Recorded data:
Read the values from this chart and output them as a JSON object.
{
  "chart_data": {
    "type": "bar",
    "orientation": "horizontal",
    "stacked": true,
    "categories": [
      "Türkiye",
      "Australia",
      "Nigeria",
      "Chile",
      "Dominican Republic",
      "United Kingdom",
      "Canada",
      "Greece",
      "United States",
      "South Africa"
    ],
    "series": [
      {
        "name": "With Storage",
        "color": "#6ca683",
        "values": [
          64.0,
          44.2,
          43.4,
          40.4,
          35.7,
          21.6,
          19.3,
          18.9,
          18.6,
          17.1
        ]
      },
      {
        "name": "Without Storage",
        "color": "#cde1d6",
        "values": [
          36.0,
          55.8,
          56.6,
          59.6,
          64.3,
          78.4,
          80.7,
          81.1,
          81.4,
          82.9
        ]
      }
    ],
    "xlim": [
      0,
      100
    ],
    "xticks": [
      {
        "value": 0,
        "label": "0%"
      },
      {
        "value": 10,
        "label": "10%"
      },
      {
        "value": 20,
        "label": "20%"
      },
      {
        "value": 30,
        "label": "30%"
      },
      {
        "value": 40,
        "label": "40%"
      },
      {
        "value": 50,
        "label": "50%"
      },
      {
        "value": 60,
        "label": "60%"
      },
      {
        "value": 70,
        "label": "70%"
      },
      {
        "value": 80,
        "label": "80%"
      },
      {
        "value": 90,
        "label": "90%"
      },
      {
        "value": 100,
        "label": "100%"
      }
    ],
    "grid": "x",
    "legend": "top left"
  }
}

EXERCISE INSTRUCTIONS
The full set of records should be duplicated exactly.

REPLY
Read the values from this chart and output them as a JSON object.
{
  "chart_data": {
    "type": "bar",
    "orientation": "horizontal",
    "stacked": true,
    "categories": [
      "Türkiye",
      "Australia",
      "Nigeria",
      "Chile",
      "Dominican Republic",
      "United Kingdom",
      "Canada",
      "Greece",
      "United States",
      "South Africa"
    ],
    "series": [
      {
        "name": "With Storage",
        "color": "#6ca683",
        "values": [
          64.0,
          44.2,
          43.4,
          40.4,
          35.7,
          21.6,
          19.3,
          18.9,
          18.6,
          17.1
        ]
      },
      {
        "name": "Without Storage",
        "color": "#cde1d6",
        "values": [
          36.0,
          55.8,
          56.6,
          59.6,
          64.3,
          78.4,
          80.7,
          81.1,
          81.4,
          82.9
        ]
      }
    ],
    "xlim": [
      0,
      100
    ],
    "xticks": [
      {
        "value": 0,
        "label": "0%"
      },
      {
        "value": 10,
        "label": "10%"
      },
      {
        "value": 20,
        "label": "20%"
      },
      {
        "value": 30,
        "label": "30%"
      },
      {
        "value": 40,
        "label": "40%"
      },
      {
        "value": 50,
        "label": "50%"
      },
      {
        "value": 60,
        "label": "60%"
      },
      {
        "value": 70,
        "label": "70%"
      },
      {
        "value": 80,
        "label": "80%"
      },
      {
        "value": 90,
        "label": "90%"
      },
      {
        "value": 100,
        "label": "100%"
      }
    ],
    "grid": "x",
    "legend": "top left"
  }
}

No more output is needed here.